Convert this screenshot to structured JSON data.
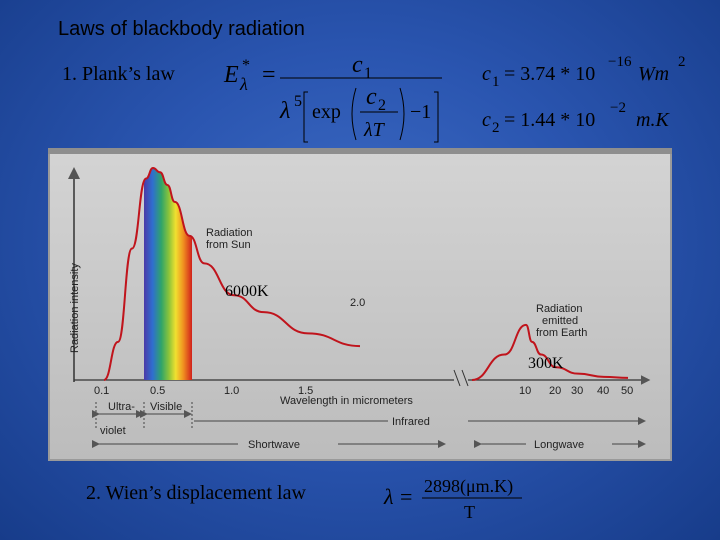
{
  "slide": {
    "title": "Laws of blackbody radiation",
    "law1_label": "1. Plank’s law",
    "law2_label": "2. Wien’s displacement law"
  },
  "planck": {
    "lhs": "E",
    "lhs_sub": "λ",
    "lhs_sup": "*",
    "equals": "=",
    "numerator": "c",
    "numerator_sub": "1",
    "denom_lambda": "λ",
    "denom_pow": "5",
    "exp_label": "exp",
    "inner_num": "c",
    "inner_num_sub": "2",
    "inner_den": "λT",
    "minus_one": "−1"
  },
  "constants": {
    "c1_name": "c",
    "c1_sub": "1",
    "c1_value": "= 3.74 * 10",
    "c1_exp": "−16",
    "c1_unit": "Wm",
    "c1_unit_pow": "2",
    "c2_name": "c",
    "c2_sub": "2",
    "c2_value": "= 1.44 * 10",
    "c2_exp": "−2",
    "c2_unit": "m.K"
  },
  "wien": {
    "lhs": "λ",
    "equals": "=",
    "numerator": "2898(μm.K)",
    "denominator": "T"
  },
  "chart_data": {
    "type": "line",
    "ylabel": "Radiation intensity",
    "xlabel": "Wavelength in micrometers",
    "x_ticks_left": [
      "0.1",
      "0.5",
      "1.0",
      "1.5",
      "2.0"
    ],
    "x_ticks_right": [
      "10",
      "20",
      "30",
      "40",
      "50"
    ],
    "series": [
      {
        "name": "Radiation from Sun",
        "temp_label": "6000K",
        "x": [
          0.1,
          0.2,
          0.3,
          0.4,
          0.45,
          0.5,
          0.55,
          0.6,
          0.7,
          0.8,
          1.0,
          1.2,
          1.5,
          2.0
        ],
        "y": [
          0.0,
          0.18,
          0.62,
          0.95,
          1.0,
          0.98,
          0.92,
          0.84,
          0.68,
          0.55,
          0.4,
          0.32,
          0.22,
          0.16
        ]
      },
      {
        "name": "Radiation emitted from Earth",
        "temp_label": "300K",
        "x": [
          5,
          8,
          10,
          12,
          15,
          20,
          30,
          40,
          50
        ],
        "y": [
          0.0,
          0.12,
          0.26,
          0.18,
          0.12,
          0.06,
          0.03,
          0.015,
          0.01
        ]
      }
    ],
    "annotations": {
      "sun_line1": "Radiation",
      "sun_line2": "from Sun",
      "sun_temp": "6000K",
      "earth_line1": "Radiation",
      "earth_line2": "emitted",
      "earth_line3": "from Earth",
      "earth_temp": "300K"
    },
    "bands": {
      "ultraviolet_1": "Ultra-",
      "ultraviolet_2": "violet",
      "visible": "Visible",
      "infrared": "Infrared",
      "shortwave": "Shortwave",
      "longwave": "Longwave"
    },
    "colors": {
      "panel": "#c8c8c8",
      "panel_frame": "#9a9a9a",
      "curve": "#c0141c",
      "arrow": "#6a6a6a"
    }
  }
}
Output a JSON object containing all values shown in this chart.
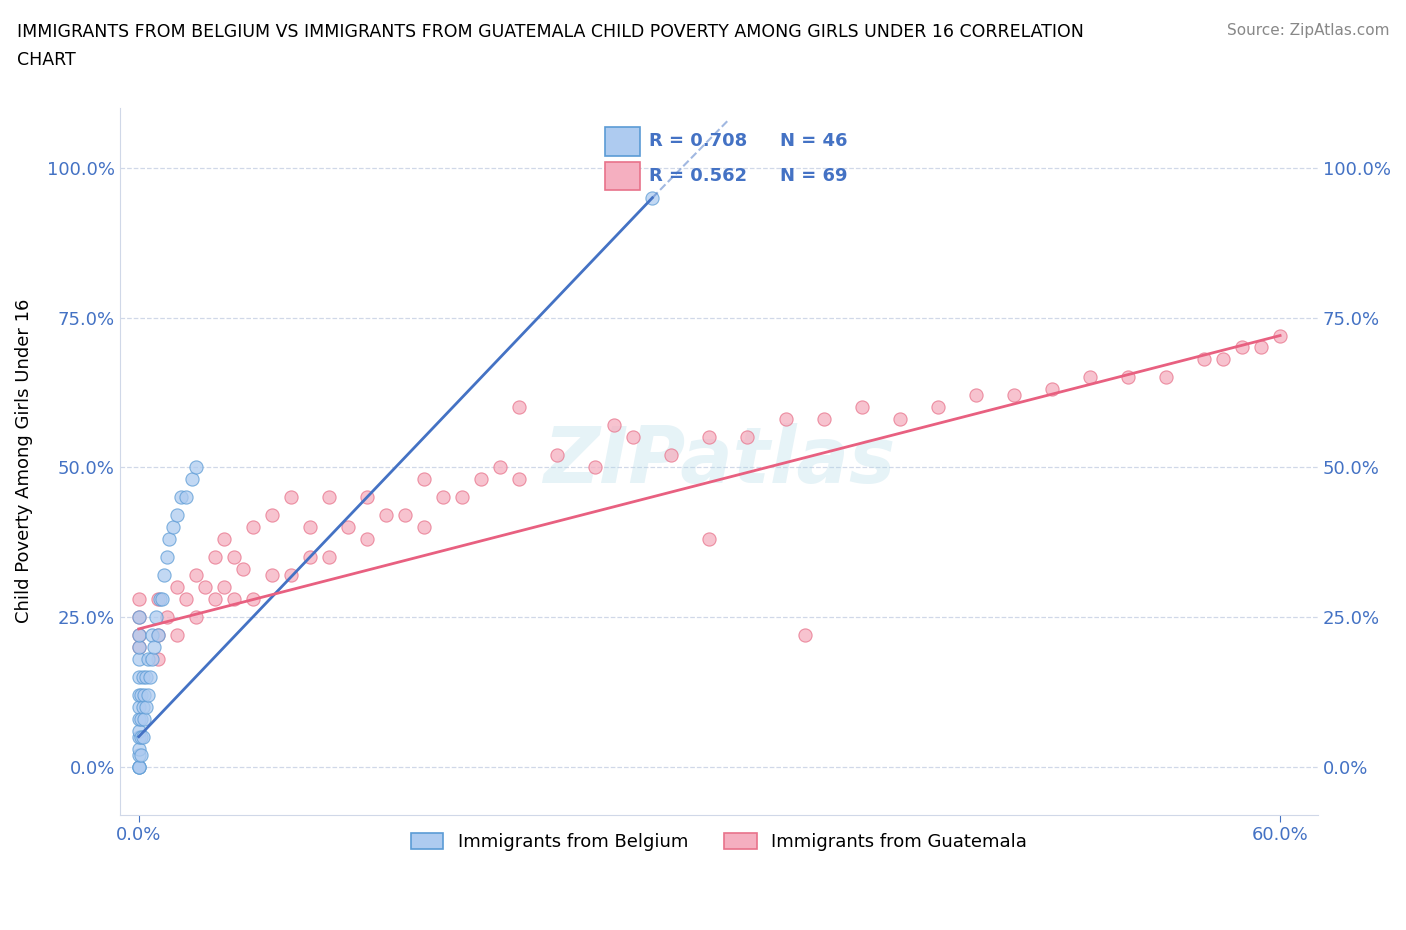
{
  "title": "IMMIGRANTS FROM BELGIUM VS IMMIGRANTS FROM GUATEMALA CHILD POVERTY AMONG GIRLS UNDER 16 CORRELATION\nCHART",
  "source": "Source: ZipAtlas.com",
  "ylabel": "Child Poverty Among Girls Under 16",
  "xlim": [
    -0.01,
    0.62
  ],
  "ylim": [
    -0.08,
    1.1
  ],
  "yticks": [
    0.0,
    0.25,
    0.5,
    0.75,
    1.0
  ],
  "ytick_labels": [
    "0.0%",
    "25.0%",
    "50.0%",
    "75.0%",
    "100.0%"
  ],
  "xtick_labels": [
    "0.0%",
    "60.0%"
  ],
  "xtick_positions": [
    0.0,
    0.6
  ],
  "belgium_color": "#aecbf0",
  "guatemala_color": "#f5afc0",
  "belgium_edge_color": "#5b9bd5",
  "guatemala_edge_color": "#e8728a",
  "belgium_line_color": "#4472c4",
  "guatemala_line_color": "#e86080",
  "R_belgium": 0.708,
  "N_belgium": 46,
  "R_guatemala": 0.562,
  "N_guatemala": 69,
  "watermark": "ZIPatlas",
  "tick_color": "#4472c4",
  "grid_color": "#d0d8e8",
  "belgium_scatter_x": [
    0.0,
    0.0,
    0.0,
    0.0,
    0.0,
    0.0,
    0.0,
    0.0,
    0.0,
    0.0,
    0.0,
    0.0,
    0.0,
    0.0,
    0.0,
    0.001,
    0.001,
    0.001,
    0.001,
    0.002,
    0.002,
    0.002,
    0.003,
    0.003,
    0.004,
    0.004,
    0.005,
    0.005,
    0.006,
    0.007,
    0.007,
    0.008,
    0.009,
    0.01,
    0.011,
    0.012,
    0.013,
    0.015,
    0.016,
    0.018,
    0.02,
    0.022,
    0.025,
    0.028,
    0.03,
    0.27
  ],
  "belgium_scatter_y": [
    0.0,
    0.0,
    0.0,
    0.02,
    0.03,
    0.05,
    0.06,
    0.08,
    0.1,
    0.12,
    0.15,
    0.18,
    0.2,
    0.22,
    0.25,
    0.02,
    0.05,
    0.08,
    0.12,
    0.05,
    0.1,
    0.15,
    0.08,
    0.12,
    0.1,
    0.15,
    0.12,
    0.18,
    0.15,
    0.18,
    0.22,
    0.2,
    0.25,
    0.22,
    0.28,
    0.28,
    0.32,
    0.35,
    0.38,
    0.4,
    0.42,
    0.45,
    0.45,
    0.48,
    0.5,
    0.95
  ],
  "guatemala_scatter_x": [
    0.0,
    0.0,
    0.0,
    0.0,
    0.01,
    0.01,
    0.01,
    0.015,
    0.02,
    0.02,
    0.025,
    0.03,
    0.03,
    0.035,
    0.04,
    0.04,
    0.045,
    0.045,
    0.05,
    0.05,
    0.055,
    0.06,
    0.06,
    0.07,
    0.07,
    0.08,
    0.08,
    0.09,
    0.09,
    0.1,
    0.1,
    0.11,
    0.12,
    0.12,
    0.13,
    0.14,
    0.15,
    0.15,
    0.16,
    0.17,
    0.18,
    0.19,
    0.2,
    0.22,
    0.24,
    0.26,
    0.28,
    0.3,
    0.32,
    0.34,
    0.36,
    0.38,
    0.4,
    0.42,
    0.44,
    0.46,
    0.48,
    0.5,
    0.52,
    0.54,
    0.56,
    0.57,
    0.58,
    0.59,
    0.6,
    0.2,
    0.25,
    0.3,
    0.35
  ],
  "guatemala_scatter_y": [
    0.2,
    0.22,
    0.25,
    0.28,
    0.18,
    0.22,
    0.28,
    0.25,
    0.22,
    0.3,
    0.28,
    0.25,
    0.32,
    0.3,
    0.28,
    0.35,
    0.3,
    0.38,
    0.28,
    0.35,
    0.33,
    0.28,
    0.4,
    0.32,
    0.42,
    0.32,
    0.45,
    0.35,
    0.4,
    0.35,
    0.45,
    0.4,
    0.38,
    0.45,
    0.42,
    0.42,
    0.4,
    0.48,
    0.45,
    0.45,
    0.48,
    0.5,
    0.48,
    0.52,
    0.5,
    0.55,
    0.52,
    0.55,
    0.55,
    0.58,
    0.58,
    0.6,
    0.58,
    0.6,
    0.62,
    0.62,
    0.63,
    0.65,
    0.65,
    0.65,
    0.68,
    0.68,
    0.7,
    0.7,
    0.72,
    0.6,
    0.57,
    0.38,
    0.22
  ],
  "bel_line_x0": 0.0,
  "bel_line_x1": 0.27,
  "bel_line_y0": 0.05,
  "bel_line_y1": 0.95,
  "gua_line_x0": 0.0,
  "gua_line_x1": 0.6,
  "gua_line_y0": 0.23,
  "gua_line_y1": 0.72
}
:::::
### Exercise task
Write out every line from the entries where "emitted" appears.

### Completed exercise
        "name": "Radiation emitted from Earth",
      "earth_line2": "emitted",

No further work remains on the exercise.